START

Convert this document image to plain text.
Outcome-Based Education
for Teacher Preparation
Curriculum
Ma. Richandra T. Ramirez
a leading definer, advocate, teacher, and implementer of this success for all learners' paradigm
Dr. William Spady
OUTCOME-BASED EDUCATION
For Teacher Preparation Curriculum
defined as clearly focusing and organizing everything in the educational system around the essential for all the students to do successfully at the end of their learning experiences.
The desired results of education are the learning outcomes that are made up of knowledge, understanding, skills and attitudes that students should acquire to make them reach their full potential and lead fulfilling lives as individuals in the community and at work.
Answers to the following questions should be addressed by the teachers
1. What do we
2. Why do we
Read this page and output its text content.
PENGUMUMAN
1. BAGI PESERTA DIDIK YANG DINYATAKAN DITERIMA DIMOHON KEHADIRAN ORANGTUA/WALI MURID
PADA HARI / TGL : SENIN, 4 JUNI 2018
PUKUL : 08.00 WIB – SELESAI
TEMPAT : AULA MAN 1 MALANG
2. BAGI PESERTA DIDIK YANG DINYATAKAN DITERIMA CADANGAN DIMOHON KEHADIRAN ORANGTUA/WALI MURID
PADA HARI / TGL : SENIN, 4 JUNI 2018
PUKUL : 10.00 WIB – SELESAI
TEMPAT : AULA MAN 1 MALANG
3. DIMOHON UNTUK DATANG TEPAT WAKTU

END

§ **WRITTEN TASK**:
Find the line containing "Read this page and output its text content." in the material above. Print it and every line after it through the end, exactly and only those.

§ **RESULT OF THIS TASK**:
Read this page and output its text content.
PENGUMUMAN
1. BAGI PESERTA DIDIK YANG DINYATAKAN DITERIMA DIMOHON KEHADIRAN ORANGTUA/WALI MURID
PADA HARI / TGL : SENIN, 4 JUNI 2018
PUKUL : 08.00 WIB – SELESAI
TEMPAT : AULA MAN 1 MALANG
2. BAGI PESERTA DIDIK YANG DINYATAKAN DITERIMA CADANGAN DIMOHON KEHADIRAN ORANGTUA/WALI MURID
PADA HARI / TGL : SENIN, 4 JUNI 2018
PUKUL : 10.00 WIB – SELESAI
TEMPAT : AULA MAN 1 MALANG
3. DIMOHON UNTUK DATANG TEPAT WAKTU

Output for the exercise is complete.